Lines containing the string "tree" are to be collected in full.

/---

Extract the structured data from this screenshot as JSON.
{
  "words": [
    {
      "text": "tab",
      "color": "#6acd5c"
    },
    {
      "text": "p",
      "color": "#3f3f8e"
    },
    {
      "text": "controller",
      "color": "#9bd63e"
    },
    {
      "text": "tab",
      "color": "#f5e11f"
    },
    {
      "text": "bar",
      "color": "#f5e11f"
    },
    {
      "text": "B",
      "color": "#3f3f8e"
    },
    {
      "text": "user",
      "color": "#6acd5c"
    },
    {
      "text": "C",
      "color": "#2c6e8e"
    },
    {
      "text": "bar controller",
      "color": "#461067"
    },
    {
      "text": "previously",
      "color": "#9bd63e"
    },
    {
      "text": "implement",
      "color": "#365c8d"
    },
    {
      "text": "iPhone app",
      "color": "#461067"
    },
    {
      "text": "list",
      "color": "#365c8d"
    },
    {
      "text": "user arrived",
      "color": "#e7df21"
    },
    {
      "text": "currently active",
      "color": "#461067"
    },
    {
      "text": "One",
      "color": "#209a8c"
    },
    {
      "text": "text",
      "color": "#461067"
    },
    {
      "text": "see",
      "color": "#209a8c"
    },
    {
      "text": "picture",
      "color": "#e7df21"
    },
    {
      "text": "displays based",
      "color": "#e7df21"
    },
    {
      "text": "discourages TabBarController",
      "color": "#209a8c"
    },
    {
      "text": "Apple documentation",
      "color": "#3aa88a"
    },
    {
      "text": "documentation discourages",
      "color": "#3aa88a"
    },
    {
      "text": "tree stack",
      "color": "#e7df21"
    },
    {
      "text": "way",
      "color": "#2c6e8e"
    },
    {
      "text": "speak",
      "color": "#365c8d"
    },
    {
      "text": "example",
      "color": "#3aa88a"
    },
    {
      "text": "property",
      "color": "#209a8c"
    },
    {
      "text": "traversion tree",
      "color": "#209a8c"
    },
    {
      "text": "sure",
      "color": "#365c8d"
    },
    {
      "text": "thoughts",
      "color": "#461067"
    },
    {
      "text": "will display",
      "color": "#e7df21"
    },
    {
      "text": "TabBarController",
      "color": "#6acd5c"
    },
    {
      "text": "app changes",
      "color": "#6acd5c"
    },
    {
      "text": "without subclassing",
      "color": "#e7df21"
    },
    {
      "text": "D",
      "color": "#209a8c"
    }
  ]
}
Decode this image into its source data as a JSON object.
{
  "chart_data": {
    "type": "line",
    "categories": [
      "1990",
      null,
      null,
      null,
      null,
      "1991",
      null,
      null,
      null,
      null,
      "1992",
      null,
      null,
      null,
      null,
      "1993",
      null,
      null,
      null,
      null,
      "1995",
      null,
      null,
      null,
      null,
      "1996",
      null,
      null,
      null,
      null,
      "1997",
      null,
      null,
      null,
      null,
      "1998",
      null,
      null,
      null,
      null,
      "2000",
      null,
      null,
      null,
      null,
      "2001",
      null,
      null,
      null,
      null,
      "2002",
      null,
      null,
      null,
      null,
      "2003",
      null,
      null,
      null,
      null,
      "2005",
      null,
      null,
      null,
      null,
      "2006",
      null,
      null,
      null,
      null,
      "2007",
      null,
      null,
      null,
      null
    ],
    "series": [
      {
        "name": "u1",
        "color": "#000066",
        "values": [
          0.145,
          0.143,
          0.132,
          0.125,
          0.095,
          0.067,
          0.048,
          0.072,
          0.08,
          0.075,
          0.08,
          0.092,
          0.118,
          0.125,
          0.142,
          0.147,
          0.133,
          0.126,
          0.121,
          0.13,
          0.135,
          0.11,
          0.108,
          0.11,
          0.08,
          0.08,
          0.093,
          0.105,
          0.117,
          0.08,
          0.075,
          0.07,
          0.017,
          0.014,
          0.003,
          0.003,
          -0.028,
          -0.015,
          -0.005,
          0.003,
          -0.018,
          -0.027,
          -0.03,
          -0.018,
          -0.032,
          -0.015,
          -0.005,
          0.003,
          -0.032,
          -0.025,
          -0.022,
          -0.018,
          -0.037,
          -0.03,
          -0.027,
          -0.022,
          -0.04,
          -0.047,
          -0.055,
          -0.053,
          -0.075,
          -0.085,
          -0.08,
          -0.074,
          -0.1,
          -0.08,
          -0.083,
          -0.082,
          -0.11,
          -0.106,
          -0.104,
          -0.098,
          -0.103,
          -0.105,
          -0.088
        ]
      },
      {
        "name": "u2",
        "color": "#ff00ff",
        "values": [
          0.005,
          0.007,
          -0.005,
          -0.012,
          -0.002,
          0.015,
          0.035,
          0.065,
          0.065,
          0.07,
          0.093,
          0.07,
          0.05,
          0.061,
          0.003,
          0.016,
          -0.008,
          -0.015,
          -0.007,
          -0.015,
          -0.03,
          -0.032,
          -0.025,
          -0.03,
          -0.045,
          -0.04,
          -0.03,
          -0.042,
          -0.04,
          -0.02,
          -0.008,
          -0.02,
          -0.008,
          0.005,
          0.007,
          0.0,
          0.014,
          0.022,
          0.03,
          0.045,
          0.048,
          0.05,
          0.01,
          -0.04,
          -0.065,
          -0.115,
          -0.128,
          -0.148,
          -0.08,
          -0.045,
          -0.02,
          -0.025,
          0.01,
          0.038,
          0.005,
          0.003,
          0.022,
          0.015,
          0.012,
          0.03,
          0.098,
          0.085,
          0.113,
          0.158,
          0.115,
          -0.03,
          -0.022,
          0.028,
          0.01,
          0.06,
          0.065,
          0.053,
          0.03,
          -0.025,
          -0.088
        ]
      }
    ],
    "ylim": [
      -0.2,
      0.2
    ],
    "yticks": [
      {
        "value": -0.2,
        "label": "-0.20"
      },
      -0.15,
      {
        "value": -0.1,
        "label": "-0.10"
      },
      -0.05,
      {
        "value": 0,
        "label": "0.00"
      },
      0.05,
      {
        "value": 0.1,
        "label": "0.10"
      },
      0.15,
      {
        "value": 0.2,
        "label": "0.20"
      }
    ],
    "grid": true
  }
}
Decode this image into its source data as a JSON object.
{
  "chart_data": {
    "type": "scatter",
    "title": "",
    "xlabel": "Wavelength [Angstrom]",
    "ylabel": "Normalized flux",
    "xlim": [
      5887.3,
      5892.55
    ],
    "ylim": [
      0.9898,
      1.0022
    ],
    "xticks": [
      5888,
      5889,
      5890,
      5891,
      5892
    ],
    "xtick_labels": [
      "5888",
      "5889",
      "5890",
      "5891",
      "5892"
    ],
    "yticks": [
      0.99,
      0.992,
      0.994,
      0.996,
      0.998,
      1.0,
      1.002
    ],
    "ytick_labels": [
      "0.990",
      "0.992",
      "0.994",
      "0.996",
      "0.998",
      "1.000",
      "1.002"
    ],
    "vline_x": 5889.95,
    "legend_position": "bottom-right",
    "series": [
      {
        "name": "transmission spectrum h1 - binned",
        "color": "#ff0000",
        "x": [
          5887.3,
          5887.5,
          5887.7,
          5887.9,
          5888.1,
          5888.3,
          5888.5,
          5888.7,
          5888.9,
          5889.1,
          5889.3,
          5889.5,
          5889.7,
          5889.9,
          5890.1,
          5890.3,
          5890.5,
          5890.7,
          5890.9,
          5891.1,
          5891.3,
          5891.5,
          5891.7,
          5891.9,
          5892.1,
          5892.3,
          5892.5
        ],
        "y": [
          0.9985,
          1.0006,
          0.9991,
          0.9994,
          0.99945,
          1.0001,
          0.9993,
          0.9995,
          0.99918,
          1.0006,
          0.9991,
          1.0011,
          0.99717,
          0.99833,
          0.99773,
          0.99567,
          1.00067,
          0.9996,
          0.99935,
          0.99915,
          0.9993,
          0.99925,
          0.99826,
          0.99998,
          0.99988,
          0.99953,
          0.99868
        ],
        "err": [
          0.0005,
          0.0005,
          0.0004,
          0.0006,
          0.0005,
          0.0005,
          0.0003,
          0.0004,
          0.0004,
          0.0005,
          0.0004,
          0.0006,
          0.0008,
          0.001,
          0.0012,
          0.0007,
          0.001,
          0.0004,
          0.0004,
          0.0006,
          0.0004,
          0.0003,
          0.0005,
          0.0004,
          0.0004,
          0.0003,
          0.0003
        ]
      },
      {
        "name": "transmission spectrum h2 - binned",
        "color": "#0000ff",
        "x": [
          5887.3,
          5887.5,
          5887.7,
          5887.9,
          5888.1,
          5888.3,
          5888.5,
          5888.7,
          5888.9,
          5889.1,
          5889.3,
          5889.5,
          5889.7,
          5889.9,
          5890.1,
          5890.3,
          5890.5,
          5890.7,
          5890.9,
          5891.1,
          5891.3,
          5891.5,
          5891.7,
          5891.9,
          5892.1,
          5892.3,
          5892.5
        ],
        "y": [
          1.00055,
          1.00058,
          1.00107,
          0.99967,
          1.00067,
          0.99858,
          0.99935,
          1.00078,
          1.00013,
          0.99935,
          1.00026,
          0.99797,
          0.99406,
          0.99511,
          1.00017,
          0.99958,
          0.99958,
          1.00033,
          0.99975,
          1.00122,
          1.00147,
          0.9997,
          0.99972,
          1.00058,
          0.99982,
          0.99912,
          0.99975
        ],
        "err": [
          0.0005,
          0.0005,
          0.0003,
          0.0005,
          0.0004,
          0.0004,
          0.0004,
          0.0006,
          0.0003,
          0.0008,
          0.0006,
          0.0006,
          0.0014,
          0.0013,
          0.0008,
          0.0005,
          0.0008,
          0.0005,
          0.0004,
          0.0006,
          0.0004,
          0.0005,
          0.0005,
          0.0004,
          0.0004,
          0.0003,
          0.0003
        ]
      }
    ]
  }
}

\---

### [Full output]
      "text": "tree stack",
      "text": "traversion tree",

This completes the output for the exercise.